Problem description:
Collect each line of the entries that holds the string "Karnataka".

Material to process:
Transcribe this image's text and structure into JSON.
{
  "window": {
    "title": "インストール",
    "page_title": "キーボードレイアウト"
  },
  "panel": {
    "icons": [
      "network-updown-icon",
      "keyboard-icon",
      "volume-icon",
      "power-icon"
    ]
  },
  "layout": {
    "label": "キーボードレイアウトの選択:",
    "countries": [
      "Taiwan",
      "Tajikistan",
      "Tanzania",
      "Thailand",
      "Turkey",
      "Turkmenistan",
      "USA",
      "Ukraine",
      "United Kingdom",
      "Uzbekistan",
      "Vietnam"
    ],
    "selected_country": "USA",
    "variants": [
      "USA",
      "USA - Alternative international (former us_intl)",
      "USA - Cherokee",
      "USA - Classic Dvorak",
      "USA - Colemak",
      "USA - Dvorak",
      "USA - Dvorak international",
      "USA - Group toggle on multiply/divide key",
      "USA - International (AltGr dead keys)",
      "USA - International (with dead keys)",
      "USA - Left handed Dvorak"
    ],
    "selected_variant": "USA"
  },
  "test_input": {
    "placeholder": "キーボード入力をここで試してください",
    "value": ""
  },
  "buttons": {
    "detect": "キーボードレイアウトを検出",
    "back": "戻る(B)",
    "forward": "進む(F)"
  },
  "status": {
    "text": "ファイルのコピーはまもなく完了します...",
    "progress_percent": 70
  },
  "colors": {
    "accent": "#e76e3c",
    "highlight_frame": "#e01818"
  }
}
--
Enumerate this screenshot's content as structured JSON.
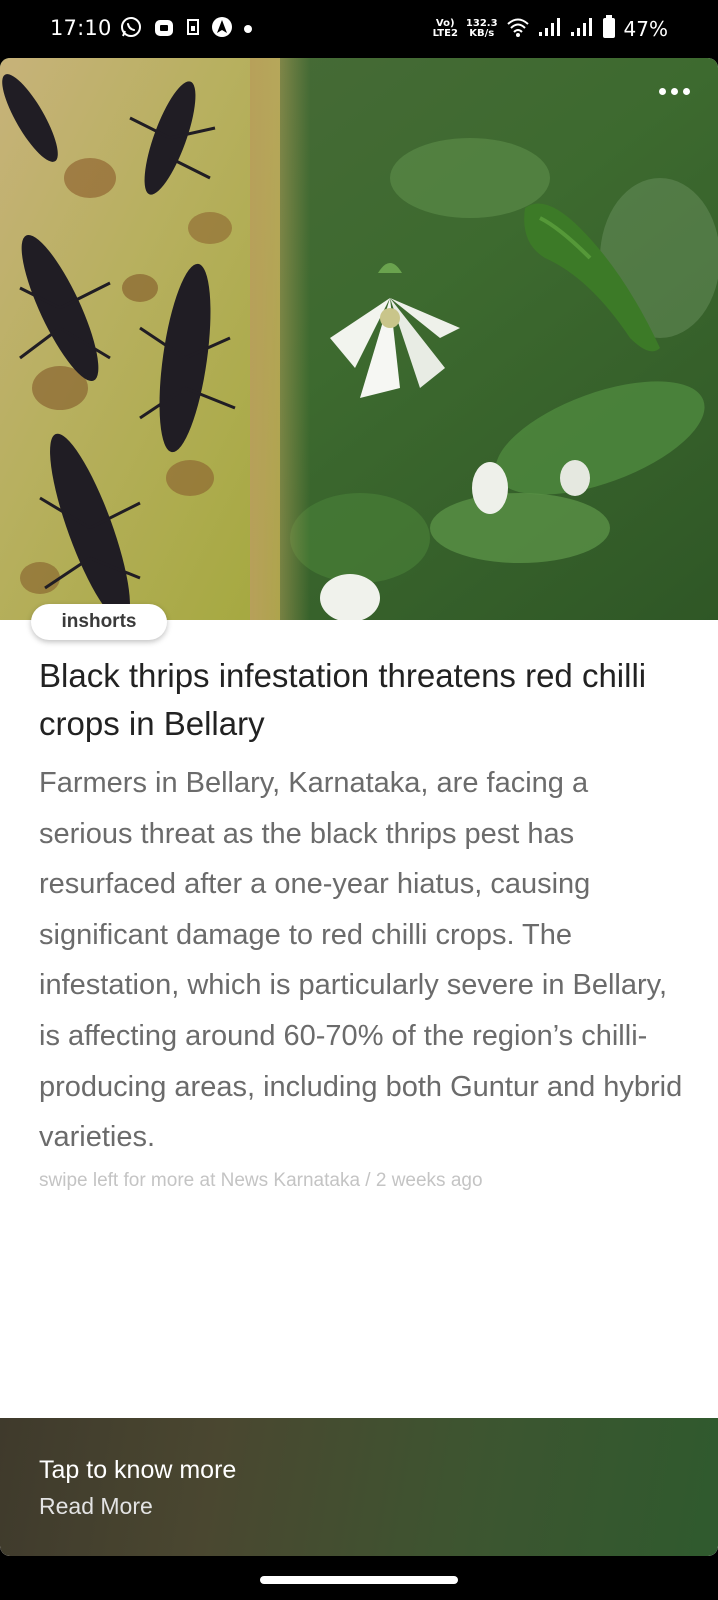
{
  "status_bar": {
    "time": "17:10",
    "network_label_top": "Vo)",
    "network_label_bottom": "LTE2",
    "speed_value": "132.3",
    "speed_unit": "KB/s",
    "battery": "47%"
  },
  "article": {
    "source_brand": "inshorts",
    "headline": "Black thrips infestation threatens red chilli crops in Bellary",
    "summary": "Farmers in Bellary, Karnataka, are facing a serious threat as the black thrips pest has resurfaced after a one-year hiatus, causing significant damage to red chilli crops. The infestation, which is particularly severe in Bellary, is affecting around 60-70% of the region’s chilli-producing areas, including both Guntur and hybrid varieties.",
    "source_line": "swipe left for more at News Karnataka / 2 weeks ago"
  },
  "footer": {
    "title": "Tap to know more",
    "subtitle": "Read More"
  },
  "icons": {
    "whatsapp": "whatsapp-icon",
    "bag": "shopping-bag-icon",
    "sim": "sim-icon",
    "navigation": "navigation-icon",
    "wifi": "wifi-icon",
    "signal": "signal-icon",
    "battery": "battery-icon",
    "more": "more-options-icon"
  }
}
--
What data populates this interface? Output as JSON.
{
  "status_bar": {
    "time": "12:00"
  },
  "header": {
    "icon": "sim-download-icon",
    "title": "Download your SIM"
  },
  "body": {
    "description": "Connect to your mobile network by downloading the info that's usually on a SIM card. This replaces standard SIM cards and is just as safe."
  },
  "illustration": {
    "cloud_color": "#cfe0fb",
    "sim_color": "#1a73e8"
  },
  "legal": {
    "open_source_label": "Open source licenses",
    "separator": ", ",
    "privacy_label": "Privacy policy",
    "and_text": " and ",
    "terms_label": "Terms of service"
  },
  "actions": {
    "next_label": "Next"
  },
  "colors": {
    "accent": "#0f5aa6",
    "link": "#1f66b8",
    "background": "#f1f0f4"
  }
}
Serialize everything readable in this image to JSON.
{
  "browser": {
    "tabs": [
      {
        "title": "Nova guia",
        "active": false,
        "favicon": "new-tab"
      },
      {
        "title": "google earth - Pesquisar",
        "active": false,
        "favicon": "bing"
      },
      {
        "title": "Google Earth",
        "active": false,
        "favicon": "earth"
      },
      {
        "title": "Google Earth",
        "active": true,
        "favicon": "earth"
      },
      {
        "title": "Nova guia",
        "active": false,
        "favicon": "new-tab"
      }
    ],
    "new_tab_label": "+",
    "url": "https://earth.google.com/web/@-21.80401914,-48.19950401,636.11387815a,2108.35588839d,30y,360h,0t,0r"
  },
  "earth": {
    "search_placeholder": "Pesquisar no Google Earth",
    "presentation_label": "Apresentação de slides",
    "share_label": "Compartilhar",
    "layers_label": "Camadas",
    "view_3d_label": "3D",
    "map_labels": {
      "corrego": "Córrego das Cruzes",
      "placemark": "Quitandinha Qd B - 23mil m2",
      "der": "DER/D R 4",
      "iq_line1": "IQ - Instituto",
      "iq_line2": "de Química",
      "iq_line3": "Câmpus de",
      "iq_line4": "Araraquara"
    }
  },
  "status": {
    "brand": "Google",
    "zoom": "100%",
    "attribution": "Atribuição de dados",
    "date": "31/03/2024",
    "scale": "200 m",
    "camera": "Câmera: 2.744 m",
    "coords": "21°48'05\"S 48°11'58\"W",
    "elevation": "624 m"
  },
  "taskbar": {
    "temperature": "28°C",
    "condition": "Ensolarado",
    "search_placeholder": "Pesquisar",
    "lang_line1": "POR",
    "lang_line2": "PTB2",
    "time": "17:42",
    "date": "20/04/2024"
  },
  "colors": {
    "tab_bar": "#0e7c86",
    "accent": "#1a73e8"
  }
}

Task answer:
    "summary": "Farmers in Bellary, Karnataka, are facing a serious threat as the black thrips pest has resurfaced after a one-year hiatus, causing significant damage to red chilli crops. The infestation, which is particularly severe in Bellary, is affecting around 60-70% of the region’s chilli-producing areas, including both Guntur and hybrid varieties.",
    "source_line": "swipe left for more at News Karnataka / 2 weeks ago"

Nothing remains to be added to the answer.